Wherever a line holds the string "this", copy that line.

·····

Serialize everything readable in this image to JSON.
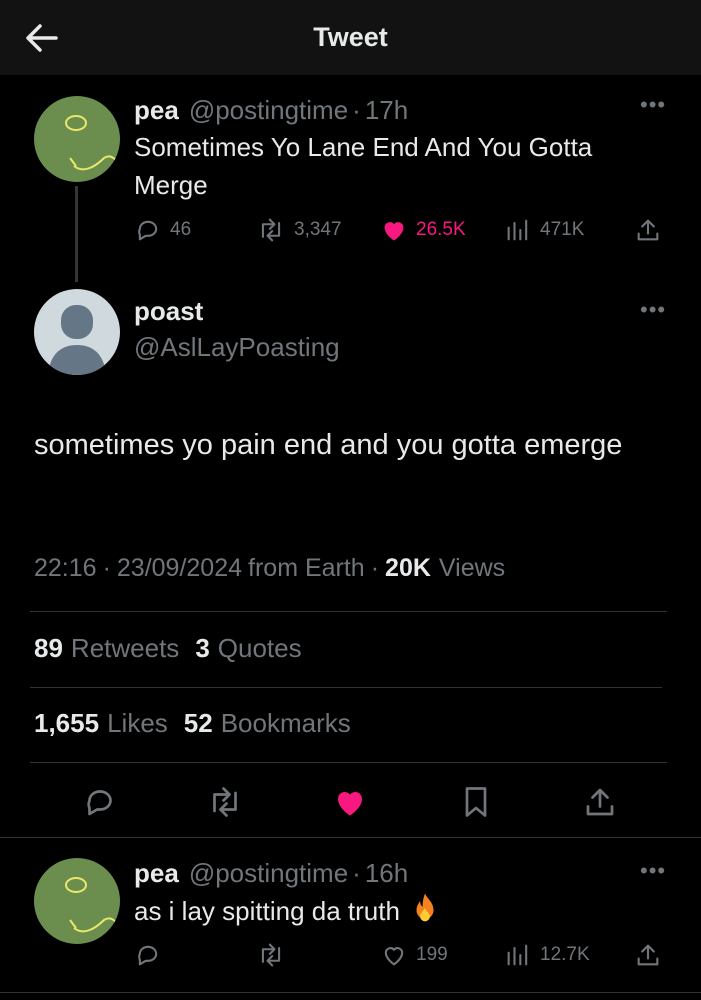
{
  "header": {
    "title": "Tweet"
  },
  "parent_tweet": {
    "name": "pea",
    "handle": "@postingtime",
    "time": "17h",
    "text": "Sometimes Yo Lane End And You Gotta Merge",
    "replies": "46",
    "retweets": "3,347",
    "likes": "26.5K",
    "views": "471K"
  },
  "main_tweet": {
    "name": "poast",
    "handle": "@AslLayPoasting",
    "text": "sometimes yo pain end and you gotta emerge",
    "time": "22:16",
    "date": "23/09/2024",
    "source": "from Earth",
    "views_count": "20K",
    "views_label": "Views",
    "retweets_count": "89",
    "retweets_label": "Retweets",
    "quotes_count": "3",
    "quotes_label": "Quotes",
    "likes_count": "1,655",
    "likes_label": "Likes",
    "bookmarks_count": "52",
    "bookmarks_label": "Bookmarks"
  },
  "reply_tweet": {
    "name": "pea",
    "handle": "@postingtime",
    "time": "16h",
    "text": "as i lay spitting da truth",
    "likes": "199",
    "views": "12.7K"
  },
  "colors": {
    "like": "#f91880",
    "muted": "#71767b",
    "avatar_green": "#6b8e4e"
  }
}
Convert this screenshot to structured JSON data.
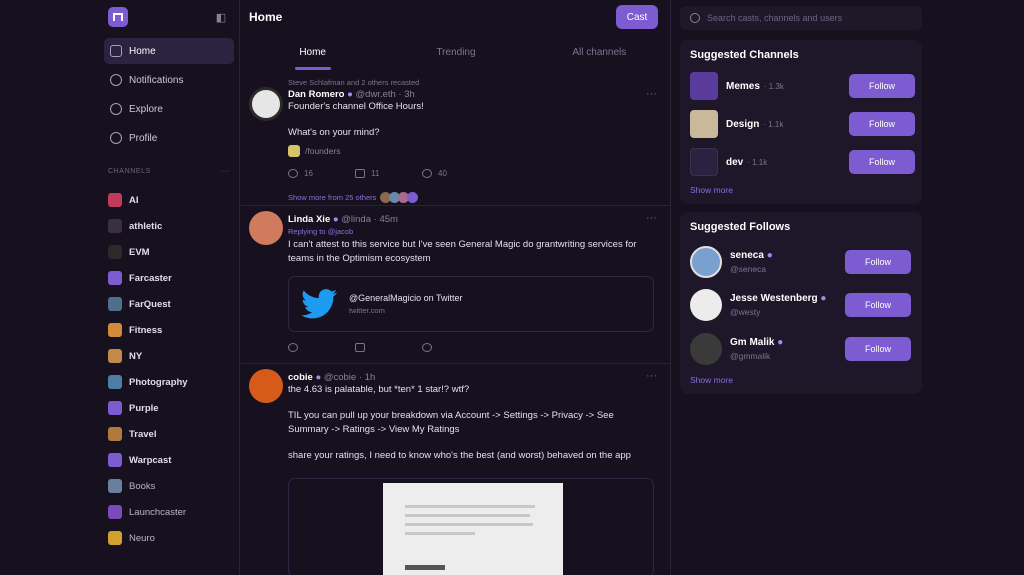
{
  "sidebar": {
    "nav": [
      {
        "label": "Home",
        "icon": "home-icon"
      },
      {
        "label": "Notifications",
        "icon": "bell-icon"
      },
      {
        "label": "Explore",
        "icon": "search-icon"
      },
      {
        "label": "Profile",
        "icon": "user-icon"
      }
    ],
    "channels_heading": "CHANNELS",
    "channels_more": "···",
    "channels": [
      {
        "label": "AI",
        "color": "#c23b5c"
      },
      {
        "label": "athletic",
        "color": "#3a3040"
      },
      {
        "label": "EVM",
        "color": "#2a2a2a"
      },
      {
        "label": "Farcaster",
        "color": "#7c5cd0"
      },
      {
        "label": "FarQuest",
        "color": "#4f6f8c"
      },
      {
        "label": "Fitness",
        "color": "#d18a3a"
      },
      {
        "label": "NY",
        "color": "#c28a4a"
      },
      {
        "label": "Photography",
        "color": "#4e7ea3"
      },
      {
        "label": "Purple",
        "color": "#7c5cd0"
      },
      {
        "label": "Travel",
        "color": "#b07a3e"
      },
      {
        "label": "Warpcast",
        "color": "#7c5cd0"
      },
      {
        "label": "Books",
        "color": "#6a7fa0"
      },
      {
        "label": "Launchcaster",
        "color": "#7a4ab8"
      },
      {
        "label": "Neuro",
        "color": "#d0a030"
      }
    ]
  },
  "feed": {
    "title": "Home",
    "cast_label": "Cast",
    "tabs": [
      "Home",
      "Trending",
      "All channels"
    ],
    "posts": [
      {
        "context": "Steve Schlafman and 2 others recasted",
        "name": "Dan Romero",
        "handle": "@dwr.eth",
        "time": "3h",
        "text": "Founder's channel Office Hours!",
        "text2": "What's on your mind?",
        "channel": "/founders",
        "replies": "16",
        "recasts": "11",
        "likes": "40",
        "thread": "Show more from 25 others"
      },
      {
        "name": "Linda Xie",
        "handle": "@linda",
        "time": "45m",
        "context": "Replying to @jacob",
        "text": "I can't attest to this service but I've seen General Magic do grantwriting services for teams in the Optimism ecosystem",
        "embed_title": "@GeneralMagicio on Twitter",
        "embed_url": "twitter.com"
      },
      {
        "name": "cobie",
        "handle": "@cobie",
        "time": "1h",
        "text": "the 4.63 is palatable, but *ten* 1 star!? wtf?",
        "text2": "TIL you can pull up your breakdown via Account -> Settings -> Privacy -> See Summary -> Ratings -> View My Ratings",
        "text3": "share your ratings, I need to know who's the best (and worst) behaved on the app"
      }
    ]
  },
  "right": {
    "search_placeholder": "Search casts, channels and users",
    "channels_title": "Suggested Channels",
    "channels": [
      {
        "name": "Memes",
        "sub": "· 1.3k",
        "color": "#5a3a9a"
      },
      {
        "name": "Design",
        "sub": "· 1.1k",
        "color": "#c9b89a"
      },
      {
        "name": "dev",
        "sub": "· 1.1k",
        "color": "#2a2240"
      }
    ],
    "follows_title": "Suggested Follows",
    "follows": [
      {
        "name": "seneca",
        "handle": "@seneca"
      },
      {
        "name": "Jesse Westenberg",
        "handle": "@westy"
      },
      {
        "name": "Gm Malik",
        "handle": "@gmmalik"
      }
    ],
    "follow_label": "Follow",
    "show_more": "Show more"
  }
}
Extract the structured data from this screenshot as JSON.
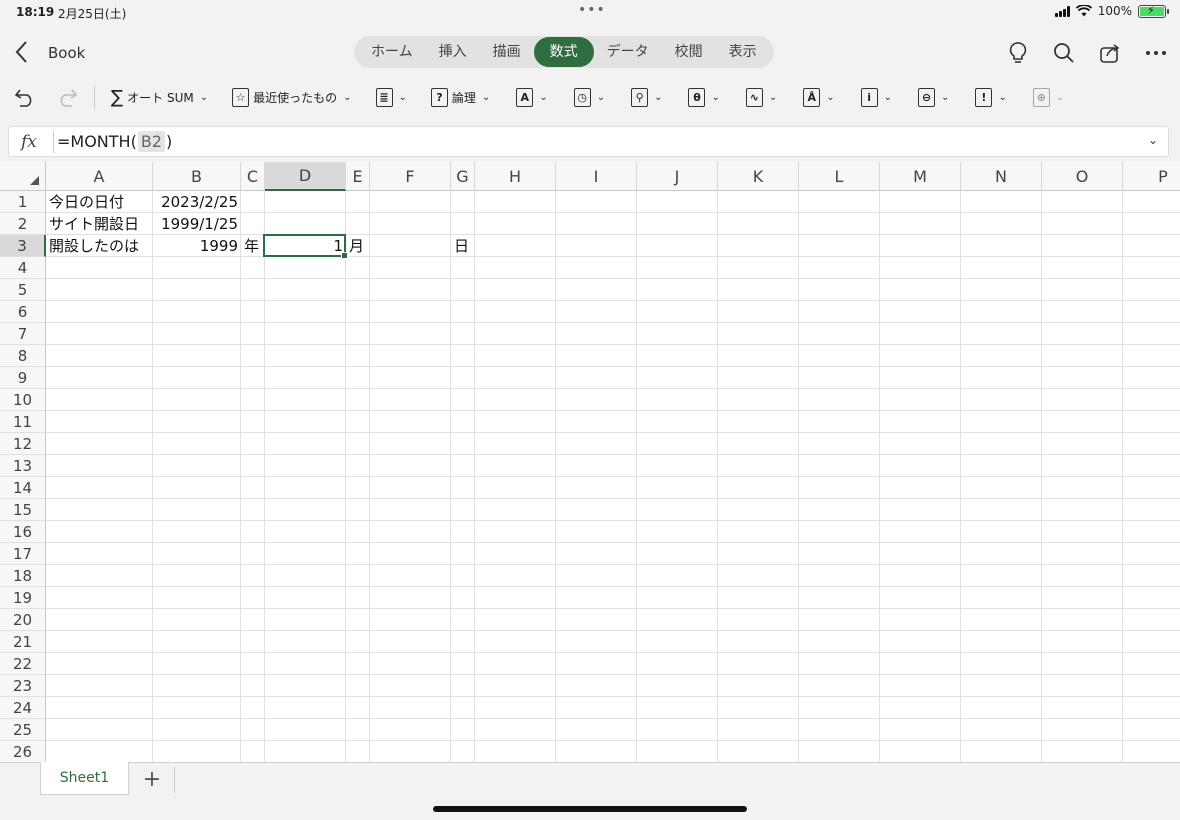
{
  "status": {
    "time": "18:19",
    "date": "2月25日(土)",
    "battery": "100%"
  },
  "header": {
    "title": "Book",
    "tabs": [
      "ホーム",
      "挿入",
      "描画",
      "数式",
      "データ",
      "校閲",
      "表示"
    ],
    "active_tab": "数式"
  },
  "ribbon": {
    "autosum": "オート SUM",
    "recent": "最近使ったもの",
    "logic": "論理"
  },
  "formula": {
    "prefix": "=MONTH(",
    "ref": "B2",
    "suffix": ")"
  },
  "grid": {
    "columns": [
      "A",
      "B",
      "C",
      "D",
      "E",
      "F",
      "G",
      "H",
      "I",
      "J",
      "K",
      "L",
      "M",
      "N",
      "O",
      "P"
    ],
    "rows": [
      "1",
      "2",
      "3",
      "4",
      "5",
      "6",
      "7",
      "8",
      "9",
      "10",
      "11",
      "12",
      "13",
      "14",
      "15",
      "16",
      "17",
      "18",
      "19",
      "20",
      "21",
      "22",
      "23",
      "24",
      "25",
      "26"
    ],
    "selected_column": "D",
    "selected_row": "3",
    "cells": {
      "A1": "今日の日付",
      "B1": "2023/2/25",
      "A2": "サイト開設日",
      "B2": "1999/1/25",
      "A3": "開設したのは",
      "B3": "1999",
      "C3": "年",
      "D3": "1",
      "E3": "月",
      "G3": "日"
    }
  },
  "sheets": {
    "tab1": "Sheet1",
    "add": "+"
  },
  "colors": {
    "accent": "#2e6d3f"
  }
}
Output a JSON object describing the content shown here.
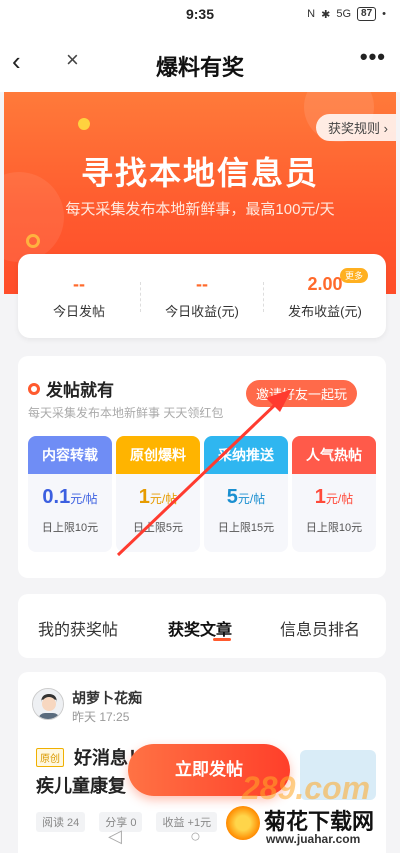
{
  "status_bar": {
    "time": "9:35",
    "signal": "5G",
    "battery": "87"
  },
  "nav": {
    "back_glyph": "‹",
    "close_glyph": "×",
    "title": "爆料有奖",
    "more_glyph": "•••"
  },
  "banner": {
    "rules_button": "获奖规则 ›",
    "title": "寻找本地信息员",
    "subtitle": "每天采集发布本地新鲜事，最高100元/天"
  },
  "stats": {
    "items": [
      {
        "value": "--",
        "label": "今日发帖"
      },
      {
        "value": "--",
        "label": "今日收益(元)"
      },
      {
        "value": "2.00",
        "label": "发布收益(元)"
      }
    ],
    "more_badge": "更多"
  },
  "post_section": {
    "heading": "发帖就有",
    "subtitle": "每天采集发布本地新鲜事 天天领红包",
    "invite_button": "邀请好友一起玩",
    "categories": [
      {
        "name": "内容转载",
        "price": "0.1",
        "unit": "元/帖",
        "limit": "日上限10元",
        "color": "#6f8df5",
        "price_color": "#3b5fe0"
      },
      {
        "name": "原创爆料",
        "price": "1",
        "unit": "元/帖",
        "limit": "日上限5元",
        "color": "#ffb400",
        "price_color": "#e69b00"
      },
      {
        "name": "采纳推送",
        "price": "5",
        "unit": "元/帖",
        "limit": "日上限15元",
        "color": "#2fb6f0",
        "price_color": "#1a8fd0"
      },
      {
        "name": "人气热帖",
        "price": "1",
        "unit": "元/帖",
        "limit": "日上限10元",
        "color": "#ff5a4a",
        "price_color": "#ff4a3a"
      }
    ]
  },
  "tabs": [
    {
      "label": "我的获奖帖"
    },
    {
      "label": "获奖文章"
    },
    {
      "label": "信息员排名"
    }
  ],
  "article": {
    "author": "胡萝卜花痴",
    "time": "昨天 17:25",
    "tag": "原创",
    "title_line1": "好消息！",
    "title_line2": "疾儿童康复",
    "stats": [
      "阅读 24",
      "分享 0",
      "收益 +1元"
    ]
  },
  "post_now_button": "立即发帖",
  "watermark": {
    "number": "289.com",
    "name": "菊花下载网",
    "url": "www.juahar.com"
  },
  "colors": {
    "accent": "#ff5a2e",
    "banner_top": "#ff7a3a"
  }
}
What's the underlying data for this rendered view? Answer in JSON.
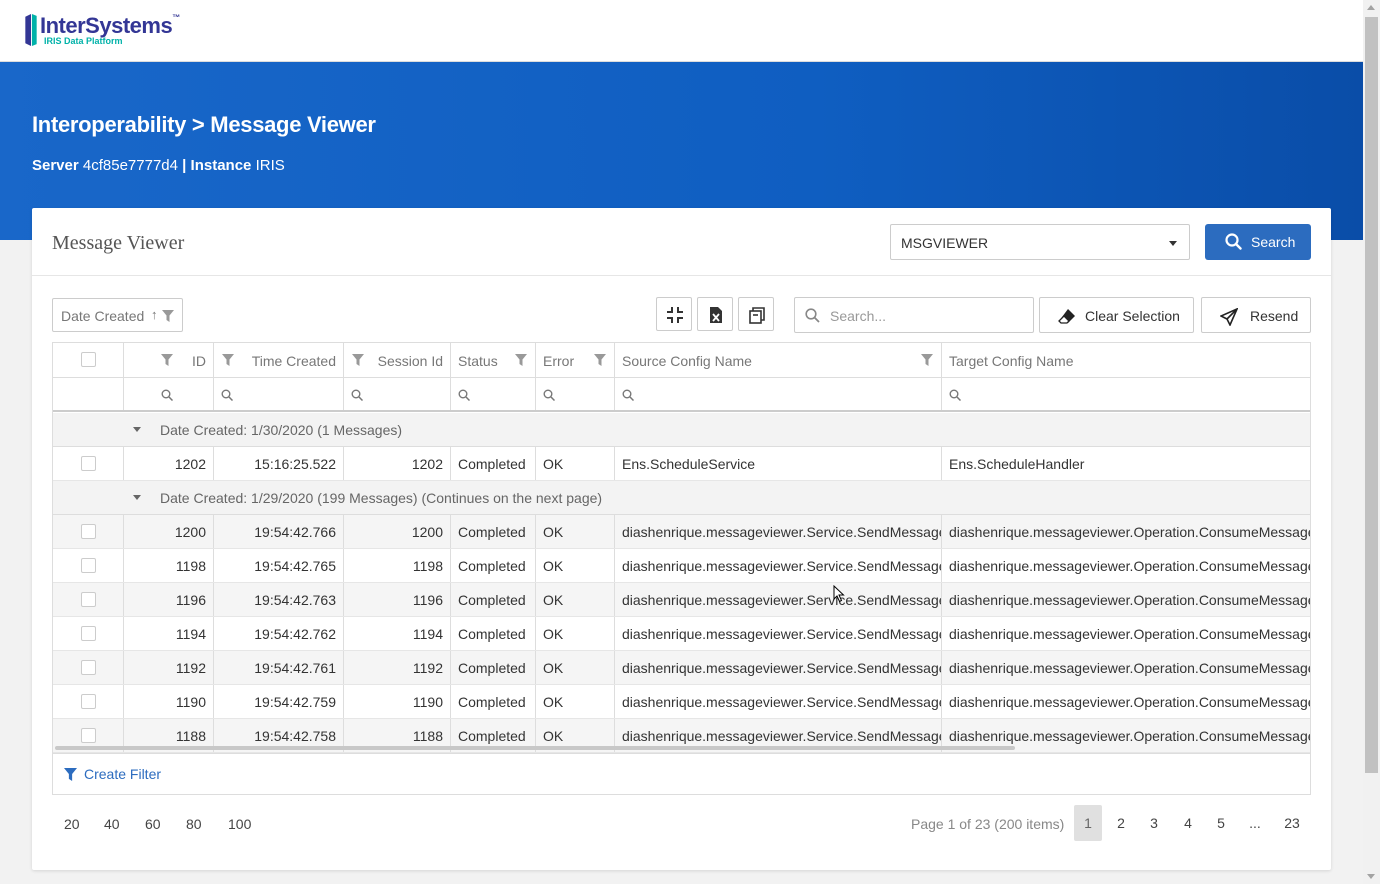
{
  "brand": {
    "name": "InterSystems",
    "tm": "™",
    "subtitle": "IRIS Data Platform"
  },
  "banner": {
    "title": "Interoperability > Message Viewer",
    "server_label": "Server",
    "server_value": "4cf85e7777d4",
    "separator": "|",
    "instance_label": "Instance",
    "instance_value": "IRIS"
  },
  "card": {
    "title": "Message Viewer",
    "saved_search": "MSGVIEWER",
    "search_button": "Search"
  },
  "toolbar": {
    "sort_chip": "Date Created",
    "sort_arrow": "↑",
    "search_placeholder": "Search...",
    "clear_selection": "Clear Selection",
    "resend": "Resend"
  },
  "columns": [
    "ID",
    "Time Created",
    "Session Id",
    "Status",
    "Error",
    "Source Config Name",
    "Target Config Name"
  ],
  "groups": [
    {
      "label": "Date Created: 1/30/2020 (1 Messages)",
      "rows": [
        {
          "id": "1202",
          "time": "15:16:25.522",
          "session": "1202",
          "status": "Completed",
          "error": "OK",
          "source": "Ens.ScheduleService",
          "target": "Ens.ScheduleHandler"
        }
      ]
    },
    {
      "label": "Date Created: 1/29/2020 (199 Messages) (Continues on the next page)",
      "rows": [
        {
          "id": "1200",
          "time": "19:54:42.766",
          "session": "1200",
          "status": "Completed",
          "error": "OK",
          "source": "diashenrique.messageviewer.Service.SendMessage",
          "target": "diashenrique.messageviewer.Operation.ConsumeMessageClass"
        },
        {
          "id": "1198",
          "time": "19:54:42.765",
          "session": "1198",
          "status": "Completed",
          "error": "OK",
          "source": "diashenrique.messageviewer.Service.SendMessage",
          "target": "diashenrique.messageviewer.Operation.ConsumeMessageClass"
        },
        {
          "id": "1196",
          "time": "19:54:42.763",
          "session": "1196",
          "status": "Completed",
          "error": "OK",
          "source": "diashenrique.messageviewer.Service.SendMessage",
          "target": "diashenrique.messageviewer.Operation.ConsumeMessageClass"
        },
        {
          "id": "1194",
          "time": "19:54:42.762",
          "session": "1194",
          "status": "Completed",
          "error": "OK",
          "source": "diashenrique.messageviewer.Service.SendMessage",
          "target": "diashenrique.messageviewer.Operation.ConsumeMessageClass"
        },
        {
          "id": "1192",
          "time": "19:54:42.761",
          "session": "1192",
          "status": "Completed",
          "error": "OK",
          "source": "diashenrique.messageviewer.Service.SendMessage",
          "target": "diashenrique.messageviewer.Operation.ConsumeMessageClass"
        },
        {
          "id": "1190",
          "time": "19:54:42.759",
          "session": "1190",
          "status": "Completed",
          "error": "OK",
          "source": "diashenrique.messageviewer.Service.SendMessage",
          "target": "diashenrique.messageviewer.Operation.ConsumeMessageClass"
        },
        {
          "id": "1188",
          "time": "19:54:42.758",
          "session": "1188",
          "status": "Completed",
          "error": "OK",
          "source": "diashenrique.messageviewer.Service.SendMessage",
          "target": "diashenrique.messageviewer.Operation.ConsumeMessageClass"
        }
      ]
    }
  ],
  "create_filter": "Create Filter",
  "pager": {
    "sizes": [
      "20",
      "40",
      "60",
      "80",
      "100"
    ],
    "info": "Page 1 of 23 (200 items)",
    "pages": [
      "1",
      "2",
      "3",
      "4",
      "5",
      "...",
      "23"
    ],
    "current": "1"
  },
  "colors": {
    "brand": "#333695",
    "banner": "#1967c9",
    "primary": "#2c6cbf"
  }
}
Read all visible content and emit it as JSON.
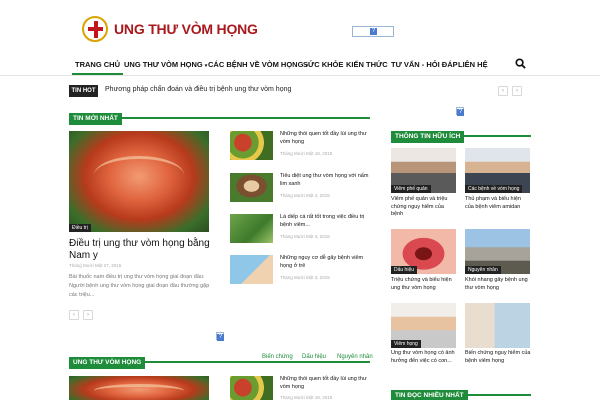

·····

◆ **Complete answer**:
Serialize everything readable in this image to JSON.
Convert this screenshot to structured JSON data.
        "text": "I can't attest to this service but I've seen General Magic do grantwriting services for teams in the Optimism ecosystem",
Extract the structured data from this screenshot as JSON.
What's the underlying data for this rendered view? Answer in JSON.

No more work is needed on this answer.